## SHORT EXERCISE:
Pull each line holding "text" out of the entries below.

BEGIN EXTRACTED INFORMATION

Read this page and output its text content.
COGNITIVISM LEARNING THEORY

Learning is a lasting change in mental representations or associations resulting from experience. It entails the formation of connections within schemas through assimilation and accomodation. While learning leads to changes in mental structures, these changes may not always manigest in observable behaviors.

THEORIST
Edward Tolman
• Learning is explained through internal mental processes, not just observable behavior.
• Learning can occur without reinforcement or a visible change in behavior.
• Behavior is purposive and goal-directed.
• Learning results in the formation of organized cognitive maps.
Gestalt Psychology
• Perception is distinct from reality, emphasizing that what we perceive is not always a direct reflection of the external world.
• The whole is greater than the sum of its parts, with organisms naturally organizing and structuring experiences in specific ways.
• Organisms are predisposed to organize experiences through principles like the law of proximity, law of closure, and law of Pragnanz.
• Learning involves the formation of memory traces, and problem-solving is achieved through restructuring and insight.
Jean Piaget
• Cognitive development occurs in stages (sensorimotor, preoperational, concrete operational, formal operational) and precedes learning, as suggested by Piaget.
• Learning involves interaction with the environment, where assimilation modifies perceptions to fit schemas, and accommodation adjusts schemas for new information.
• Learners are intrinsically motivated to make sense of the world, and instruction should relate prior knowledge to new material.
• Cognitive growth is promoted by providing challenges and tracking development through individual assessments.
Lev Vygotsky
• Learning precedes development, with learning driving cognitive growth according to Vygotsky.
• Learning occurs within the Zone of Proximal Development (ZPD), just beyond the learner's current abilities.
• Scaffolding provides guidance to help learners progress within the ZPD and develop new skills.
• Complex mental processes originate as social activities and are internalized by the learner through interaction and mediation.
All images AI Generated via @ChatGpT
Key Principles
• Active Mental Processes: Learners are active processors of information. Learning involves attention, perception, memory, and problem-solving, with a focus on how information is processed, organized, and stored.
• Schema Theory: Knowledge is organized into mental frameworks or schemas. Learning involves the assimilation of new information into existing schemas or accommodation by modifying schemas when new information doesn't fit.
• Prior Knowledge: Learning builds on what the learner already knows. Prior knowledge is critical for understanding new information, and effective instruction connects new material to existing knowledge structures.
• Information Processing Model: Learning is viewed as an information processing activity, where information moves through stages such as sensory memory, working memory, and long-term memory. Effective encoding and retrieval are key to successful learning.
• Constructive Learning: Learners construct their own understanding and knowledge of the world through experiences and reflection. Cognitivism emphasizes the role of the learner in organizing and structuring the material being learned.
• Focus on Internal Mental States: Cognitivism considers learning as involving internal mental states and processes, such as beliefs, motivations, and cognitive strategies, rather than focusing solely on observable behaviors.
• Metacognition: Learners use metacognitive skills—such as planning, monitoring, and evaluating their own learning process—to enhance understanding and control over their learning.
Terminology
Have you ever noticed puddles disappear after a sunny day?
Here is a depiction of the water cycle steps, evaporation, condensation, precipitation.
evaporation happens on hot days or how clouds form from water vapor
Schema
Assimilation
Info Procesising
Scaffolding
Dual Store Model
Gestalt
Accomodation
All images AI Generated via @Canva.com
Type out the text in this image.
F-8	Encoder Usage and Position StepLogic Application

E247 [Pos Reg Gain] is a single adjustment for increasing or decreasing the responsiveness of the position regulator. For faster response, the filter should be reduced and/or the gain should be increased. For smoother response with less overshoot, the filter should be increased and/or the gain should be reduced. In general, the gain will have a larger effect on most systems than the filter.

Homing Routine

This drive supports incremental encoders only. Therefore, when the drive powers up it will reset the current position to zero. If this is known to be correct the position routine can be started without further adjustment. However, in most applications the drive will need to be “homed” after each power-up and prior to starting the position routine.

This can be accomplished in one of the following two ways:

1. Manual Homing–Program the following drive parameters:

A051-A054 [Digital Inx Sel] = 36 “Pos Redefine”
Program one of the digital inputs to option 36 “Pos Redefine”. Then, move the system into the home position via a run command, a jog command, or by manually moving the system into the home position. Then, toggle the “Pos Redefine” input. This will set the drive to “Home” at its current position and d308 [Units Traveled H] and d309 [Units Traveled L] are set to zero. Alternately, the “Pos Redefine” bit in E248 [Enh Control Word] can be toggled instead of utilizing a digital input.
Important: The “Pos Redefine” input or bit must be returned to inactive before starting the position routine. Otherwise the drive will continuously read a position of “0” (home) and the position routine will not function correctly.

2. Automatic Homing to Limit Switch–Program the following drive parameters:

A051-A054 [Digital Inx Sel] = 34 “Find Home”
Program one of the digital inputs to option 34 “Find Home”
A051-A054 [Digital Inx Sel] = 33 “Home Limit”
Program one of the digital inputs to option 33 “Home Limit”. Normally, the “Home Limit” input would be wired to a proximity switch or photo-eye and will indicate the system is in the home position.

END EXTRACTED INFORMATION

## ANSWER:
Read this page and output its text content.
Type out the text in this image.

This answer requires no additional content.